> **DATA ROWS**:
● ● ●
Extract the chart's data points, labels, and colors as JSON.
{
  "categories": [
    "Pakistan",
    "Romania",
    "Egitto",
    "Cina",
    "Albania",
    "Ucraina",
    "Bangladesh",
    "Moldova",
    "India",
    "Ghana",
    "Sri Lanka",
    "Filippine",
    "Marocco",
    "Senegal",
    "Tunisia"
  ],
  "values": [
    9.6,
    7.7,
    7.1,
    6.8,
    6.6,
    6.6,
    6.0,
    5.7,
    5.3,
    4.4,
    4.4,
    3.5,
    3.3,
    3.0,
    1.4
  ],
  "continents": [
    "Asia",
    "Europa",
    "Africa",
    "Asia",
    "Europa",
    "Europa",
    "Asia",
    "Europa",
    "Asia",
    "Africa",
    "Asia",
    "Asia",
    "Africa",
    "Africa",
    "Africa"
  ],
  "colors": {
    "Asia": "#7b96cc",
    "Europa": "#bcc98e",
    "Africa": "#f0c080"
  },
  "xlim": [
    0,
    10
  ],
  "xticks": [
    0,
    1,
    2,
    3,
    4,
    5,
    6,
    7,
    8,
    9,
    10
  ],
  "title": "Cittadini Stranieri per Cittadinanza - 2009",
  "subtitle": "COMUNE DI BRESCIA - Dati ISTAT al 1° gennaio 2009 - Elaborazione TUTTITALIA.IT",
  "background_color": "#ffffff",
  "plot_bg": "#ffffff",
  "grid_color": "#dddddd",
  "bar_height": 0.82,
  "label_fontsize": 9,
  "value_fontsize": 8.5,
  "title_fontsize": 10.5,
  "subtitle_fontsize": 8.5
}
● ● ●
> **TASK STATEMENT**: Exactly as shown above, return every record.

> **EXPECTED ANSWER**:
Extract the chart's data points, labels, and colors as JSON.
{
  "categories": [
    "Pakistan",
    "Romania",
    "Egitto",
    "Cina",
    "Albania",
    "Ucraina",
    "Bangladesh",
    "Moldova",
    "India",
    "Ghana",
    "Sri Lanka",
    "Filippine",
    "Marocco",
    "Senegal",
    "Tunisia"
  ],
  "values": [
    9.6,
    7.7,
    7.1,
    6.8,
    6.6,
    6.6,
    6.0,
    5.7,
    5.3,
    4.4,
    4.4,
    3.5,
    3.3,
    3.0,
    1.4
  ],
  "continents": [
    "Asia",
    "Europa",
    "Africa",
    "Asia",
    "Europa",
    "Europa",
    "Asia",
    "Europa",
    "Asia",
    "Africa",
    "Asia",
    "Asia",
    "Africa",
    "Africa",
    "Africa"
  ],
  "colors": {
    "Asia": "#7b96cc",
    "Europa": "#bcc98e",
    "Africa": "#f0c080"
  },
  "xlim": [
    0,
    10
  ],
  "xticks": [
    0,
    1,
    2,
    3,
    4,
    5,
    6,
    7,
    8,
    9,
    10
  ],
  "title": "Cittadini Stranieri per Cittadinanza - 2009",
  "subtitle": "COMUNE DI BRESCIA - Dati ISTAT al 1° gennaio 2009 - Elaborazione TUTTITALIA.IT",
  "background_color": "#ffffff",
  "plot_bg": "#ffffff",
  "grid_color": "#dddddd",
  "bar_height": 0.82,
  "label_fontsize": 9,
  "value_fontsize": 8.5,
  "title_fontsize": 10.5,
  "subtitle_fontsize": 8.5
}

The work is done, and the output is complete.